*Task details*: Every entry needs to be printed exactly, please.

_ _ _ _

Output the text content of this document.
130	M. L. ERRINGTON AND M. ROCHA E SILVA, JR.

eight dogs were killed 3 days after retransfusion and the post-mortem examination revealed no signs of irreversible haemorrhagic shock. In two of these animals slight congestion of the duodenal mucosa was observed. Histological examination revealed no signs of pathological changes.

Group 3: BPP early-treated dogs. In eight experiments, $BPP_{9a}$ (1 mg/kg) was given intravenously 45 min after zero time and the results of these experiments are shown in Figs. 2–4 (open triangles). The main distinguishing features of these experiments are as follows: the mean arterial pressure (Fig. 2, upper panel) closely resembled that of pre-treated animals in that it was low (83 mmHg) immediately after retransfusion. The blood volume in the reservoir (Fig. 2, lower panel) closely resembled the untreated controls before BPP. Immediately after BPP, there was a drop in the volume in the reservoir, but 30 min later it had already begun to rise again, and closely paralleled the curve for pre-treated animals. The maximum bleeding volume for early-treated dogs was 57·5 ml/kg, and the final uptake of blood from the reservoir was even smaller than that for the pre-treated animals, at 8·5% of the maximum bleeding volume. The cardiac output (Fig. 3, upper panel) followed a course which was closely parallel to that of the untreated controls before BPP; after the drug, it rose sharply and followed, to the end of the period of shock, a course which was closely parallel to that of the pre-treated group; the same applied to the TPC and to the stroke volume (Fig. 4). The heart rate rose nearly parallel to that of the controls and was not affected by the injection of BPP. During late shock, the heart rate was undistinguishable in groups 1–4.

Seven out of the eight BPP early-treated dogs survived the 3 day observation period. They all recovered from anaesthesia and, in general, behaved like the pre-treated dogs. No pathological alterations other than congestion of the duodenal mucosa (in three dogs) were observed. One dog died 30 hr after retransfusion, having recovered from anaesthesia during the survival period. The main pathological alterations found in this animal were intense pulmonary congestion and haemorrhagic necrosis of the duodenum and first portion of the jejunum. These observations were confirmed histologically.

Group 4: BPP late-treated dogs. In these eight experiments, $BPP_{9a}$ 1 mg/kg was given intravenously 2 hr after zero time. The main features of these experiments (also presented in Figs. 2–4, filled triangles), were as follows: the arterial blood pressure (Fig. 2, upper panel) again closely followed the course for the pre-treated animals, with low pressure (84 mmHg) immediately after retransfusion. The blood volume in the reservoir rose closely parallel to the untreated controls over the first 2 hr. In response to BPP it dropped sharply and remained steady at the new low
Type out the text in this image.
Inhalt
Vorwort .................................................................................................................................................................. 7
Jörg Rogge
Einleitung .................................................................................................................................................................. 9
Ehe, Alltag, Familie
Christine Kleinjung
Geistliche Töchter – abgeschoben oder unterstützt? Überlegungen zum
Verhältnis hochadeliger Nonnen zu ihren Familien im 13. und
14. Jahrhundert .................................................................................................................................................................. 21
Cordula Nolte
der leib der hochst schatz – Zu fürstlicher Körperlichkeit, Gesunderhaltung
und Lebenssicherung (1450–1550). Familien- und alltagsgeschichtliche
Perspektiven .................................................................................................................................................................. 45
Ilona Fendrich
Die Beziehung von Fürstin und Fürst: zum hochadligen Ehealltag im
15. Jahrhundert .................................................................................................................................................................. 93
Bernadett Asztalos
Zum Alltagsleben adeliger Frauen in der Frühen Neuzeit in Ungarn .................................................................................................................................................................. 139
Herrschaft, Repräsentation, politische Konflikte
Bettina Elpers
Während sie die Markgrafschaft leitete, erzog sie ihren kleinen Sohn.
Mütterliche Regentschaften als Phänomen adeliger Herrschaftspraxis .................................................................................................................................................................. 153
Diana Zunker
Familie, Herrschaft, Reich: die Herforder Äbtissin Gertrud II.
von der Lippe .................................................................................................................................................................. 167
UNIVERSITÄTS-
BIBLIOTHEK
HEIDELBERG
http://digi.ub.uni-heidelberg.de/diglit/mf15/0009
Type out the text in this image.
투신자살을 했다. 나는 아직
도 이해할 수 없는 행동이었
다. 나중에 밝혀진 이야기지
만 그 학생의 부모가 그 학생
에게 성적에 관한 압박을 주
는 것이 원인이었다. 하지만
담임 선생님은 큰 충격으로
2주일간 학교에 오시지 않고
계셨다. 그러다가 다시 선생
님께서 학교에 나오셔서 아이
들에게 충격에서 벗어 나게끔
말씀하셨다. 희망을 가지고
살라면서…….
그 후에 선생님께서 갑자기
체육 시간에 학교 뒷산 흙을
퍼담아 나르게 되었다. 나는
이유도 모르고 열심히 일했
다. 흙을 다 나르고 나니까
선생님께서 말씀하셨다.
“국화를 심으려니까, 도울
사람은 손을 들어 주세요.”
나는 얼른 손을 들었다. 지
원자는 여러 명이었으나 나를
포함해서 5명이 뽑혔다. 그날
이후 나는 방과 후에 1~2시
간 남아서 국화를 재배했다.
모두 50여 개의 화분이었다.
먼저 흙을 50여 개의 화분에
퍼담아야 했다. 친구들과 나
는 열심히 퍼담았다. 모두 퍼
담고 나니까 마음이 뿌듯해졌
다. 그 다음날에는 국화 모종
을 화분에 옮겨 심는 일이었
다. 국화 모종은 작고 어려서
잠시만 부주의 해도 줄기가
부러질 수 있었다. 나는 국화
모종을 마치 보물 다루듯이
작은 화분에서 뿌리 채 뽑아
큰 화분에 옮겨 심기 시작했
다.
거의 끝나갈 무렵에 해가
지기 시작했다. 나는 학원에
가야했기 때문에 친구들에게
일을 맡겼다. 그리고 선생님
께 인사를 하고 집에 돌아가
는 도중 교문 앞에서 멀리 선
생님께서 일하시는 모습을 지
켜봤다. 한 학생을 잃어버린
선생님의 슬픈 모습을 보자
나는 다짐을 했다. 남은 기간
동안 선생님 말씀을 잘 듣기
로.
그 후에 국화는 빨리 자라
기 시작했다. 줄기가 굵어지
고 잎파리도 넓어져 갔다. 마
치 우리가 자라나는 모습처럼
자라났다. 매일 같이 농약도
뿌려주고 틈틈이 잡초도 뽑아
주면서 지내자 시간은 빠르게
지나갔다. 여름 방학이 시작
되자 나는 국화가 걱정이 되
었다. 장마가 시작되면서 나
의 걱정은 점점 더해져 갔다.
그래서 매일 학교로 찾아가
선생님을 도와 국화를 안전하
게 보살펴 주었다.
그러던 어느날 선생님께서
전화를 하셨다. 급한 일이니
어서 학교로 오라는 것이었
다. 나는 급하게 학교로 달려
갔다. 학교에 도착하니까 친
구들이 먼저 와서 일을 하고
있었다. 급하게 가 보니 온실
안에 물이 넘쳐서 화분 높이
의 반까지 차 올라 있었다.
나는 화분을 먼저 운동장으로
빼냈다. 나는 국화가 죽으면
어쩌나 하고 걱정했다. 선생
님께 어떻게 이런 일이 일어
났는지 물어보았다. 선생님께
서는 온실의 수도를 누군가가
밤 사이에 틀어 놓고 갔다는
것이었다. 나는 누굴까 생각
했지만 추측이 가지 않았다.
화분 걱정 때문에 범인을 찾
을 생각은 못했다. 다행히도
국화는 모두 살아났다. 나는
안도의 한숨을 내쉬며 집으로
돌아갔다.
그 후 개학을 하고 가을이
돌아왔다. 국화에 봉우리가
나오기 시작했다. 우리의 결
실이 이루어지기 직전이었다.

_ _ _ _

*In response*:
Output the text content of this document.
130	M. L. ERRINGTON AND M. ROCHA E SILVA, JR.

eight dogs were killed 3 days after retransfusion and the post-mortem examination revealed no signs of irreversible haemorrhagic shock. In two of these animals slight congestion of the duodenal mucosa was observed. Histological examination revealed no signs of pathological changes.

Group 3: BPP early-treated dogs. In eight experiments, $BPP_{9a}$ (1 mg/kg) was given intravenously 45 min after zero time and the results of these experiments are shown in Figs. 2–4 (open triangles). The main distinguishing features of these experiments are as follows: the mean arterial pressure (Fig. 2, upper panel) closely resembled that of pre-treated animals in that it was low (83 mmHg) immediately after retransfusion. The blood volume in the reservoir (Fig. 2, lower panel) closely resembled the untreated controls before BPP. Immediately after BPP, there was a drop in the volume in the reservoir, but 30 min later it had already begun to rise again, and closely paralleled the curve for pre-treated animals. The maximum bleeding volume for early-treated dogs was 57·5 ml/kg, and the final uptake of blood from the reservoir was even smaller than that for the pre-treated animals, at 8·5% of the maximum bleeding volume. The cardiac output (Fig. 3, upper panel) followed a course which was closely parallel to that of the untreated controls before BPP; after the drug, it rose sharply and followed, to the end of the period of shock, a course which was closely parallel to that of the pre-treated group; the same applied to the TPC and to the stroke volume (Fig. 4). The heart rate rose nearly parallel to that of the controls and was not affected by the injection of BPP. During late shock, the heart rate was undistinguishable in groups 1–4.

Seven out of the eight BPP early-treated dogs survived the 3 day observation period. They all recovered from anaesthesia and, in general, behaved like the pre-treated dogs. No pathological alterations other than congestion of the duodenal mucosa (in three dogs) were observed. One dog died 30 hr after retransfusion, having recovered from anaesthesia during the survival period. The main pathological alterations found in this animal were intense pulmonary congestion and haemorrhagic necrosis of the duodenum and first portion of the jejunum. These observations were confirmed histologically.

Group 4: BPP late-treated dogs. In these eight experiments, $BPP_{9a}$ 1 mg/kg was given intravenously 2 hr after zero time. The main features of these experiments (also presented in Figs. 2–4, filled triangles), were as follows: the arterial blood pressure (Fig. 2, upper panel) again closely followed the course for the pre-treated animals, with low pressure (84 mmHg) immediately after retransfusion. The blood volume in the reservoir rose closely parallel to the untreated controls over the first 2 hr. In response to BPP it dropped sharply and remained steady at the new low
Type out the text in this image.
Inhalt
Vorwort .................................................................................................................................................................. 7
Jörg Rogge
Einleitung .................................................................................................................................................................. 9
Ehe, Alltag, Familie
Christine Kleinjung
Geistliche Töchter – abgeschoben oder unterstützt? Überlegungen zum
Verhältnis hochadeliger Nonnen zu ihren Familien im 13. und
14. Jahrhundert .................................................................................................................................................................. 21
Cordula Nolte
der leib der hochst schatz – Zu fürstlicher Körperlichkeit, Gesunderhaltung
und Lebenssicherung (1450–1550). Familien- und alltagsgeschichtliche
Perspektiven .................................................................................................................................................................. 45
Ilona Fendrich
Die Beziehung von Fürstin und Fürst: zum hochadligen Ehealltag im
15. Jahrhundert .................................................................................................................................................................. 93
Bernadett Asztalos
Zum Alltagsleben adeliger Frauen in der Frühen Neuzeit in Ungarn .................................................................................................................................................................. 139
Herrschaft, Repräsentation, politische Konflikte
Bettina Elpers
Während sie die Markgrafschaft leitete, erzog sie ihren kleinen Sohn.
Mütterliche Regentschaften als Phänomen adeliger Herrschaftspraxis .................................................................................................................................................................. 153
Diana Zunker
Familie, Herrschaft, Reich: die Herforder Äbtissin Gertrud II.
von der Lippe .................................................................................................................................................................. 167
UNIVERSITÄTS-
BIBLIOTHEK
HEIDELBERG
http://digi.ub.uni-heidelberg.de/diglit/mf15/0009
Type out the text in this image.
투신자살을 했다. 나는 아직
도 이해할 수 없는 행동이었
다. 나중에 밝혀진 이야기지
만 그 학생의 부모가 그 학생
에게 성적에 관한 압박을 주
는 것이 원인이었다. 하지만
담임 선생님은 큰 충격으로
2주일간 학교에 오시지 않고
계셨다. 그러다가 다시 선생
님께서 학교에 나오셔서 아이
들에게 충격에서 벗어 나게끔
말씀하셨다. 희망을 가지고
살라면서…….
그 후에 선생님께서 갑자기
체육 시간에 학교 뒷산 흙을
퍼담아 나르게 되었다. 나는
이유도 모르고 열심히 일했
다. 흙을 다 나르고 나니까
선생님께서 말씀하셨다.
“국화를 심으려니까, 도울
사람은 손을 들어 주세요.”
나는 얼른 손을 들었다. 지
원자는 여러 명이었으나 나를
포함해서 5명이 뽑혔다. 그날
이후 나는 방과 후에 1~2시
간 남아서 국화를 재배했다.
모두 50여 개의 화분이었다.
먼저 흙을 50여 개의 화분에
퍼담아야 했다. 친구들과 나
는 열심히 퍼담았다. 모두 퍼
담고 나니까 마음이 뿌듯해졌
다. 그 다음날에는 국화 모종
을 화분에 옮겨 심는 일이었
다. 국화 모종은 작고 어려서
잠시만 부주의 해도 줄기가
부러질 수 있었다. 나는 국화
모종을 마치 보물 다루듯이
작은 화분에서 뿌리 채 뽑아
큰 화분에 옮겨 심기 시작했
다.
거의 끝나갈 무렵에 해가
지기 시작했다. 나는 학원에
가야했기 때문에 친구들에게
일을 맡겼다. 그리고 선생님
께 인사를 하고 집에 돌아가
는 도중 교문 앞에서 멀리 선
생님께서 일하시는 모습을 지
켜봤다. 한 학생을 잃어버린
선생님의 슬픈 모습을 보자
나는 다짐을 했다. 남은 기간
동안 선생님 말씀을 잘 듣기
로.
그 후에 국화는 빨리 자라
기 시작했다. 줄기가 굵어지
고 잎파리도 넓어져 갔다. 마
치 우리가 자라나는 모습처럼
자라났다. 매일 같이 농약도
뿌려주고 틈틈이 잡초도 뽑아
주면서 지내자 시간은 빠르게
지나갔다. 여름 방학이 시작
되자 나는 국화가 걱정이 되
었다. 장마가 시작되면서 나
의 걱정은 점점 더해져 갔다.
그래서 매일 학교로 찾아가
선생님을 도와 국화를 안전하
게 보살펴 주었다.
그러던 어느날 선생님께서
전화를 하셨다. 급한 일이니
어서 학교로 오라는 것이었
다. 나는 급하게 학교로 달려
갔다. 학교에 도착하니까 친
구들이 먼저 와서 일을 하고
있었다. 급하게 가 보니 온실
안에 물이 넘쳐서 화분 높이
의 반까지 차 올라 있었다.
나는 화분을 먼저 운동장으로
빼냈다. 나는 국화가 죽으면
어쩌나 하고 걱정했다. 선생
님께 어떻게 이런 일이 일어
났는지 물어보았다. 선생님께
서는 온실의 수도를 누군가가
밤 사이에 틀어 놓고 갔다는
것이었다. 나는 누굴까 생각
했지만 추측이 가지 않았다.
화분 걱정 때문에 범인을 찾
을 생각은 못했다. 다행히도
국화는 모두 살아났다. 나는
안도의 한숨을 내쉬며 집으로
돌아갔다.
그 후 개학을 하고 가을이
돌아왔다. 국화에 봉우리가
나오기 시작했다. 우리의 결
실이 이루어지기 직전이었다.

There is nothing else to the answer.